> _DATA FOR THE TASK_
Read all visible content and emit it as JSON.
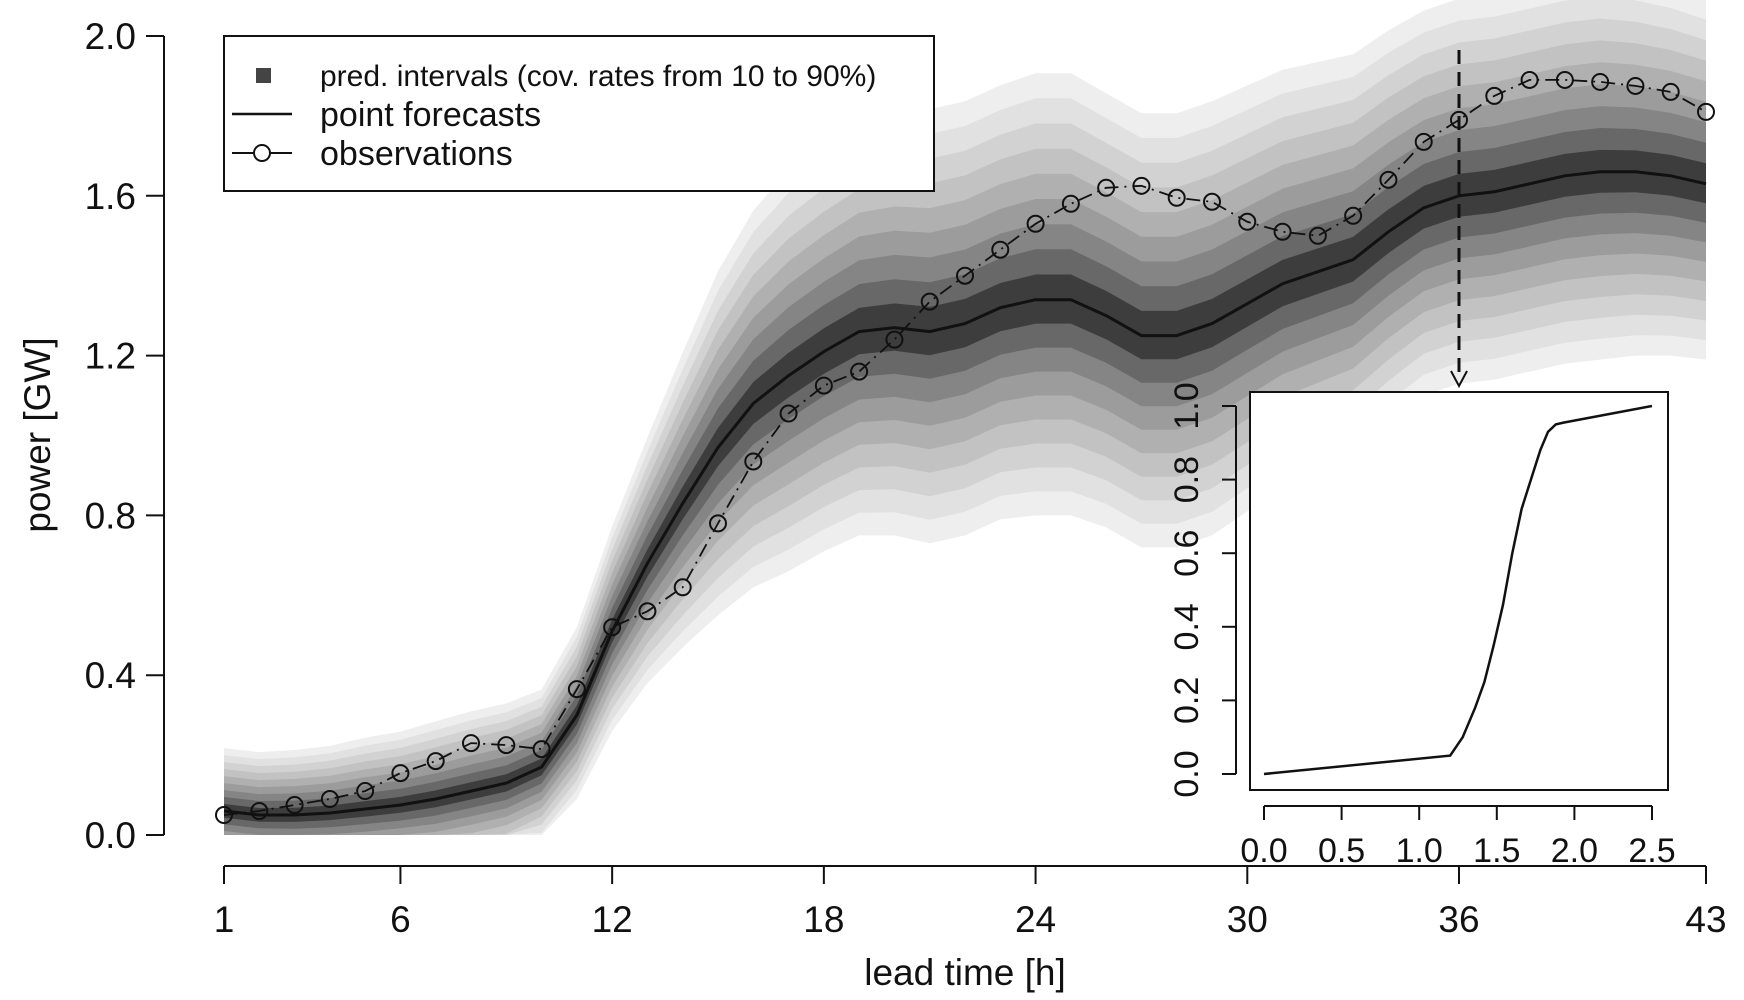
{
  "chart_data": [
    {
      "type": "area",
      "xlabel": "lead time [h]",
      "ylabel": "power [GW]",
      "xlim": [
        1,
        43
      ],
      "ylim": [
        0,
        2.0
      ],
      "x_ticks": [
        1,
        6,
        12,
        18,
        24,
        30,
        36,
        43
      ],
      "y_ticks": [
        "0.0",
        "0.4",
        "0.8",
        "1.2",
        "1.6",
        "2.0"
      ],
      "x": [
        1,
        2,
        3,
        4,
        5,
        6,
        7,
        8,
        9,
        10,
        11,
        12,
        13,
        14,
        15,
        16,
        17,
        18,
        19,
        20,
        21,
        22,
        23,
        24,
        25,
        26,
        27,
        28,
        29,
        30,
        31,
        32,
        33,
        34,
        35,
        36,
        37,
        38,
        39,
        40,
        41,
        42,
        43
      ],
      "legend": {
        "placement": "top-left",
        "entries": [
          {
            "label": "pred. intervals (cov. rates from 10 to 90%)",
            "symbol": "square"
          },
          {
            "label": "point forecasts",
            "symbol": "line"
          },
          {
            "label": "observations",
            "symbol": "line-circle"
          }
        ]
      },
      "series": [
        {
          "name": "point forecasts",
          "values": [
            0.06,
            0.05,
            0.05,
            0.055,
            0.065,
            0.075,
            0.09,
            0.11,
            0.13,
            0.17,
            0.3,
            0.51,
            0.68,
            0.83,
            0.97,
            1.08,
            1.15,
            1.21,
            1.26,
            1.27,
            1.26,
            1.28,
            1.32,
            1.34,
            1.34,
            1.3,
            1.25,
            1.25,
            1.28,
            1.33,
            1.38,
            1.41,
            1.44,
            1.51,
            1.57,
            1.6,
            1.61,
            1.63,
            1.65,
            1.66,
            1.66,
            1.65,
            1.63
          ]
        },
        {
          "name": "observations",
          "values": [
            0.05,
            0.06,
            0.075,
            0.09,
            0.11,
            0.155,
            0.185,
            0.23,
            0.225,
            0.215,
            0.365,
            0.52,
            0.56,
            0.62,
            0.78,
            0.935,
            1.055,
            1.125,
            1.16,
            1.24,
            1.335,
            1.4,
            1.465,
            1.53,
            1.58,
            1.62,
            1.625,
            1.595,
            1.585,
            1.535,
            1.51,
            1.5,
            1.55,
            1.64,
            1.735,
            1.79,
            1.85,
            1.89,
            1.89,
            1.885,
            1.875,
            1.86,
            1.81
          ]
        }
      ],
      "interval_half_width_at_90pct": [
        0.15,
        0.15,
        0.155,
        0.16,
        0.17,
        0.175,
        0.185,
        0.19,
        0.19,
        0.185,
        0.21,
        0.25,
        0.3,
        0.36,
        0.42,
        0.46,
        0.49,
        0.5,
        0.51,
        0.52,
        0.53,
        0.53,
        0.53,
        0.54,
        0.54,
        0.53,
        0.53,
        0.53,
        0.53,
        0.52,
        0.51,
        0.5,
        0.49,
        0.48,
        0.47,
        0.47,
        0.47,
        0.47,
        0.47,
        0.47,
        0.46,
        0.45,
        0.44
      ],
      "interval_levels": [
        0.1,
        0.2,
        0.3,
        0.4,
        0.5,
        0.6,
        0.7,
        0.8,
        0.9
      ],
      "marker_line": {
        "x": 36,
        "style": "dashed"
      }
    },
    {
      "type": "line",
      "placement": "inset-bottom-right",
      "x_ticks": [
        "0.0",
        "0.5",
        "1.0",
        "1.5",
        "2.0",
        "2.5"
      ],
      "y_ticks": [
        "0.0",
        "0.2",
        "0.4",
        "0.6",
        "0.8",
        "1.0"
      ],
      "xlim": [
        0,
        2.5
      ],
      "ylim": [
        0,
        1.0
      ],
      "series": [
        {
          "x": [
            0.0,
            1.2,
            1.28,
            1.36,
            1.42,
            1.48,
            1.54,
            1.6,
            1.66,
            1.72,
            1.78,
            1.83,
            1.88,
            1.93,
            2.5
          ],
          "values": [
            0.0,
            0.05,
            0.1,
            0.18,
            0.25,
            0.35,
            0.46,
            0.6,
            0.72,
            0.8,
            0.88,
            0.93,
            0.95,
            0.955,
            1.0
          ]
        }
      ]
    }
  ]
}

> _TASK REQUIREMENTS_
None of the pictures should appear; repeat the records exactly otherwise.

> _WRITTEN REPLY_
Read all visible content and emit it as JSON.
{
  "chart_data": [
    {
      "type": "area",
      "xlabel": "lead time [h]",
      "ylabel": "power [GW]",
      "xlim": [
        1,
        43
      ],
      "ylim": [
        0,
        2.0
      ],
      "x_ticks": [
        1,
        6,
        12,
        18,
        24,
        30,
        36,
        43
      ],
      "y_ticks": [
        "0.0",
        "0.4",
        "0.8",
        "1.2",
        "1.6",
        "2.0"
      ],
      "x": [
        1,
        2,
        3,
        4,
        5,
        6,
        7,
        8,
        9,
        10,
        11,
        12,
        13,
        14,
        15,
        16,
        17,
        18,
        19,
        20,
        21,
        22,
        23,
        24,
        25,
        26,
        27,
        28,
        29,
        30,
        31,
        32,
        33,
        34,
        35,
        36,
        37,
        38,
        39,
        40,
        41,
        42,
        43
      ],
      "legend": {
        "placement": "top-left",
        "entries": [
          {
            "label": "pred. intervals (cov. rates from 10 to 90%)",
            "symbol": "square"
          },
          {
            "label": "point forecasts",
            "symbol": "line"
          },
          {
            "label": "observations",
            "symbol": "line-circle"
          }
        ]
      },
      "series": [
        {
          "name": "point forecasts",
          "values": [
            0.06,
            0.05,
            0.05,
            0.055,
            0.065,
            0.075,
            0.09,
            0.11,
            0.13,
            0.17,
            0.3,
            0.51,
            0.68,
            0.83,
            0.97,
            1.08,
            1.15,
            1.21,
            1.26,
            1.27,
            1.26,
            1.28,
            1.32,
            1.34,
            1.34,
            1.3,
            1.25,
            1.25,
            1.28,
            1.33,
            1.38,
            1.41,
            1.44,
            1.51,
            1.57,
            1.6,
            1.61,
            1.63,
            1.65,
            1.66,
            1.66,
            1.65,
            1.63
          ]
        },
        {
          "name": "observations",
          "values": [
            0.05,
            0.06,
            0.075,
            0.09,
            0.11,
            0.155,
            0.185,
            0.23,
            0.225,
            0.215,
            0.365,
            0.52,
            0.56,
            0.62,
            0.78,
            0.935,
            1.055,
            1.125,
            1.16,
            1.24,
            1.335,
            1.4,
            1.465,
            1.53,
            1.58,
            1.62,
            1.625,
            1.595,
            1.585,
            1.535,
            1.51,
            1.5,
            1.55,
            1.64,
            1.735,
            1.79,
            1.85,
            1.89,
            1.89,
            1.885,
            1.875,
            1.86,
            1.81
          ]
        }
      ],
      "interval_half_width_at_90pct": [
        0.15,
        0.15,
        0.155,
        0.16,
        0.17,
        0.175,
        0.185,
        0.19,
        0.19,
        0.185,
        0.21,
        0.25,
        0.3,
        0.36,
        0.42,
        0.46,
        0.49,
        0.5,
        0.51,
        0.52,
        0.53,
        0.53,
        0.53,
        0.54,
        0.54,
        0.53,
        0.53,
        0.53,
        0.53,
        0.52,
        0.51,
        0.5,
        0.49,
        0.48,
        0.47,
        0.47,
        0.47,
        0.47,
        0.47,
        0.47,
        0.46,
        0.45,
        0.44
      ],
      "interval_levels": [
        0.1,
        0.2,
        0.3,
        0.4,
        0.5,
        0.6,
        0.7,
        0.8,
        0.9
      ],
      "marker_line": {
        "x": 36,
        "style": "dashed"
      }
    },
    {
      "type": "line",
      "placement": "inset-bottom-right",
      "x_ticks": [
        "0.0",
        "0.5",
        "1.0",
        "1.5",
        "2.0",
        "2.5"
      ],
      "y_ticks": [
        "0.0",
        "0.2",
        "0.4",
        "0.6",
        "0.8",
        "1.0"
      ],
      "xlim": [
        0,
        2.5
      ],
      "ylim": [
        0,
        1.0
      ],
      "series": [
        {
          "x": [
            0.0,
            1.2,
            1.28,
            1.36,
            1.42,
            1.48,
            1.54,
            1.6,
            1.66,
            1.72,
            1.78,
            1.83,
            1.88,
            1.93,
            2.5
          ],
          "values": [
            0.0,
            0.05,
            0.1,
            0.18,
            0.25,
            0.35,
            0.46,
            0.6,
            0.72,
            0.8,
            0.88,
            0.93,
            0.95,
            0.955,
            1.0
          ]
        }
      ]
    }
  ]
}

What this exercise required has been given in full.